==== Information shown ====

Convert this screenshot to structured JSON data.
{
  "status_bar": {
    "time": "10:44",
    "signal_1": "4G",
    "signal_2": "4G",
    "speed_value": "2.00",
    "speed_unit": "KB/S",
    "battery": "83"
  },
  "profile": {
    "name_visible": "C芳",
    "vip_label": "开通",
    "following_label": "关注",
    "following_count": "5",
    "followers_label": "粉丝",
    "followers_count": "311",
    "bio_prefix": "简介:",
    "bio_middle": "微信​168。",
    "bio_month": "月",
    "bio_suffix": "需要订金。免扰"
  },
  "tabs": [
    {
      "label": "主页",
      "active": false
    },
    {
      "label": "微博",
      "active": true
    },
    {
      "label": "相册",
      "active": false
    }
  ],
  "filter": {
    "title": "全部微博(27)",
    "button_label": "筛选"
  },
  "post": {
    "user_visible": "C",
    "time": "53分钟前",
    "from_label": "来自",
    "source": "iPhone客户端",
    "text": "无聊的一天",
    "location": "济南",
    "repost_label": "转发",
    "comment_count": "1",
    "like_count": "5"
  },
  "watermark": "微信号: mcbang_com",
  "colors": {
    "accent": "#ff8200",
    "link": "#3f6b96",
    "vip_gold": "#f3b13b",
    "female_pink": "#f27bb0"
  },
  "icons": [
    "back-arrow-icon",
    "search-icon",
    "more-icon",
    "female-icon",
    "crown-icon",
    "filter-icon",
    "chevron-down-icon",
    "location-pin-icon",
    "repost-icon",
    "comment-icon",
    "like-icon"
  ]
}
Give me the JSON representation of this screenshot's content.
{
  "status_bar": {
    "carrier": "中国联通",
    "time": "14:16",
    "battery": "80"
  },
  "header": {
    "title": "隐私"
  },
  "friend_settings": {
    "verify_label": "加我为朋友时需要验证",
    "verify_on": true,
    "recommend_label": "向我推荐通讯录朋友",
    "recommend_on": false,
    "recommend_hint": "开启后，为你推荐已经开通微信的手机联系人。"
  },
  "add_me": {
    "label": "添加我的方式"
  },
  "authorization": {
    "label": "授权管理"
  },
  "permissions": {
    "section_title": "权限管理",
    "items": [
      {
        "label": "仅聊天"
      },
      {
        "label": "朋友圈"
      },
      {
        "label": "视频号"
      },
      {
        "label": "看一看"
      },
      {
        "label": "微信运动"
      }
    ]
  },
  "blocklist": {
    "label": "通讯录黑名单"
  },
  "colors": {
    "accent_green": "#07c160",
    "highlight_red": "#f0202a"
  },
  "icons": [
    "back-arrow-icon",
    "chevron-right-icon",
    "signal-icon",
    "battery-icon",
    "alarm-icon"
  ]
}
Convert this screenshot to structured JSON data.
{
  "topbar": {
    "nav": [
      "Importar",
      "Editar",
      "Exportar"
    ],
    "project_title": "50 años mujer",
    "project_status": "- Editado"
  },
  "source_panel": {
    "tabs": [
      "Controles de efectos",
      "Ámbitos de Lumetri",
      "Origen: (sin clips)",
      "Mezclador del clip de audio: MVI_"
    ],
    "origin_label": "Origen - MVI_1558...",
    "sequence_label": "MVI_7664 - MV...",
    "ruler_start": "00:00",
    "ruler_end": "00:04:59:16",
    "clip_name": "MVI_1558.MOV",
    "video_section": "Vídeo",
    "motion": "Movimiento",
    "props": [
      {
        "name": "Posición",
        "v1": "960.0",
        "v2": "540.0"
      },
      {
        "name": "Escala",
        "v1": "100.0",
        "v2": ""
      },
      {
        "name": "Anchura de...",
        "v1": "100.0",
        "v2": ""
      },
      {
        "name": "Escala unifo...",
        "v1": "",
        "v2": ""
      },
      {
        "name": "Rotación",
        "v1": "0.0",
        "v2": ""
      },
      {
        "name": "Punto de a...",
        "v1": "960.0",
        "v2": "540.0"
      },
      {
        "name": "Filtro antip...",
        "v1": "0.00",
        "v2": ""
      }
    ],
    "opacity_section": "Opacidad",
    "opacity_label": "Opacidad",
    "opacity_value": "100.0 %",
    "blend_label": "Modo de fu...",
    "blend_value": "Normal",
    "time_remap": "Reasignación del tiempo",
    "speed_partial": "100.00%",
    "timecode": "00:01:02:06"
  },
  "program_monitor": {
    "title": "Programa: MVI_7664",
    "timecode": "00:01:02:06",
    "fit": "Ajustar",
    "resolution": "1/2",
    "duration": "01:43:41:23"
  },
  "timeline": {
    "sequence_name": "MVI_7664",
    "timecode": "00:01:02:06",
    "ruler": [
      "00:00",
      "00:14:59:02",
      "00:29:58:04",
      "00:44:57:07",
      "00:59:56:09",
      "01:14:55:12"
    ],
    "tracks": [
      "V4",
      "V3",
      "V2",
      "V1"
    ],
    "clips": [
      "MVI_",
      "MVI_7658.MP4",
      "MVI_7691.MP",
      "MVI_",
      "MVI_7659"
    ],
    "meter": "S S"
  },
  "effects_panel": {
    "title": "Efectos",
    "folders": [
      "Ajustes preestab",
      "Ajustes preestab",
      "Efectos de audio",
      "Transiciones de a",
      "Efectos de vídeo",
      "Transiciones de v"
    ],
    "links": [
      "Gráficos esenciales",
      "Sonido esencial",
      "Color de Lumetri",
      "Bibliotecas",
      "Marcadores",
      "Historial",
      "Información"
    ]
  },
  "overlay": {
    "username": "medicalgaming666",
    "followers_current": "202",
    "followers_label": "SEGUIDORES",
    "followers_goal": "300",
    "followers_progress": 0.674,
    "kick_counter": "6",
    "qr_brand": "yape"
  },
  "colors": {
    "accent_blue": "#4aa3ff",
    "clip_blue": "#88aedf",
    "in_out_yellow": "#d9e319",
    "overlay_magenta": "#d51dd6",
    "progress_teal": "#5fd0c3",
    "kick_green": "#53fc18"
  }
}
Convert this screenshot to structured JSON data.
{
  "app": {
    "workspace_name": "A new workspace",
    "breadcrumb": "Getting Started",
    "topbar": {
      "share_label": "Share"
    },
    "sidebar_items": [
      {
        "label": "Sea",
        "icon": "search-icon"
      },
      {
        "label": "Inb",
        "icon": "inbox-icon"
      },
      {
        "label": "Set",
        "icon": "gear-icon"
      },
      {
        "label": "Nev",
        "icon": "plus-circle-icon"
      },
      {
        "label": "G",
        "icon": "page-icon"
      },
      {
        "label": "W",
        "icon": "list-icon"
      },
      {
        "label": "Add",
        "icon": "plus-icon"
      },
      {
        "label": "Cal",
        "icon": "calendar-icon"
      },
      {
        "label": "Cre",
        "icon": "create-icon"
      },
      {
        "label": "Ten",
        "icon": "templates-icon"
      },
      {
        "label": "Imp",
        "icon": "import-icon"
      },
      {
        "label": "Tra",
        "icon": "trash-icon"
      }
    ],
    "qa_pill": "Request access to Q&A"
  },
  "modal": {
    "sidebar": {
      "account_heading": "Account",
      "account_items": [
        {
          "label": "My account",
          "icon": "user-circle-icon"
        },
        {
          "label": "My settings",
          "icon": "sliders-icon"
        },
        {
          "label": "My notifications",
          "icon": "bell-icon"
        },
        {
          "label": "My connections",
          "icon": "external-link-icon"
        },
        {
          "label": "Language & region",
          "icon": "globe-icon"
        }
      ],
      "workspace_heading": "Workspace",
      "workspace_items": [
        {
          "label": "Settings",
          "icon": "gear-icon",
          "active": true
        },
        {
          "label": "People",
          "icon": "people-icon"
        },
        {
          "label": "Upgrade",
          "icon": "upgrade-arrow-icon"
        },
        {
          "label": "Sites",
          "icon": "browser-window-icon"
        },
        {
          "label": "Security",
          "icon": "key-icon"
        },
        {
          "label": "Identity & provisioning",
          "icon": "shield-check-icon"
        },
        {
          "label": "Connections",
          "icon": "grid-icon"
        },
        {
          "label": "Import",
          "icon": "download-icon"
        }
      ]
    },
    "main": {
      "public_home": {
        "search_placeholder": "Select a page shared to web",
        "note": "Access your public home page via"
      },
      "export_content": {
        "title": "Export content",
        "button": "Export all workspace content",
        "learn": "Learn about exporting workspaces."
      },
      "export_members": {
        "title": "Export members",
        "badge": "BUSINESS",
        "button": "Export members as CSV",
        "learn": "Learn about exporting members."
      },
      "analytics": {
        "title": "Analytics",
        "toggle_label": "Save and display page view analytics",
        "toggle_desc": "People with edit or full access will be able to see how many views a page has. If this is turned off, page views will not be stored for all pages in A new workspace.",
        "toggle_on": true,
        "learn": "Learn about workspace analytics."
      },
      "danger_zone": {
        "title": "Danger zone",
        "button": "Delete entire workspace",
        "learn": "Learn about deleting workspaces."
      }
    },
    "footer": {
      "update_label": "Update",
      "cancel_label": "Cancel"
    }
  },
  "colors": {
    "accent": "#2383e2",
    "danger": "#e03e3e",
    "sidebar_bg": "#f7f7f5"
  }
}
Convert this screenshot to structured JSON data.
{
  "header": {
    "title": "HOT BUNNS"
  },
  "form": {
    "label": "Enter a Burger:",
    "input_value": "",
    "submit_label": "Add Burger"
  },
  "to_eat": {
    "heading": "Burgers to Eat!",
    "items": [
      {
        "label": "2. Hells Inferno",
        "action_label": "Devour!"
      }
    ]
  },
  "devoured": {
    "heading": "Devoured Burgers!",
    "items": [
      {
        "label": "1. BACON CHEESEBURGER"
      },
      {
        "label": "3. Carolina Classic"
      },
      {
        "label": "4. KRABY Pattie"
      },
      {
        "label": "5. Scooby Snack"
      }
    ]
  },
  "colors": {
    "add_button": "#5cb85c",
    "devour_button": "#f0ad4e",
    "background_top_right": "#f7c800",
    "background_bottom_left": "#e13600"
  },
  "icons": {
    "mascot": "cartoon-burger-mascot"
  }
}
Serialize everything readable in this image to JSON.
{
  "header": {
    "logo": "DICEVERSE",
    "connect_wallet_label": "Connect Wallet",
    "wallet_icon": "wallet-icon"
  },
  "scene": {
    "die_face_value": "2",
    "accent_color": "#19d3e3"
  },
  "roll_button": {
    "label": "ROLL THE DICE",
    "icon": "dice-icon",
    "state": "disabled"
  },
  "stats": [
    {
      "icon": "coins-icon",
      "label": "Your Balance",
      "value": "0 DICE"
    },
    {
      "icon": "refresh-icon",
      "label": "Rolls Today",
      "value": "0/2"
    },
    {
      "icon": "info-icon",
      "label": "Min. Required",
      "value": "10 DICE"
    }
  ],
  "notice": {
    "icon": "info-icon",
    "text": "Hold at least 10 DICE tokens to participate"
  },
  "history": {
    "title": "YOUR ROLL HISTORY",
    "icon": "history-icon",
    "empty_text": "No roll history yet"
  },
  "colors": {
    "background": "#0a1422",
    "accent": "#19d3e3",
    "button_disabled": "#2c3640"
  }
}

====

*Exercise*
Using the entries above, return each line in which the word "Origen" occurs.

*Answer*
      "Origen: (sin clips)",
    "origin_label": "Origen - MVI_1558...",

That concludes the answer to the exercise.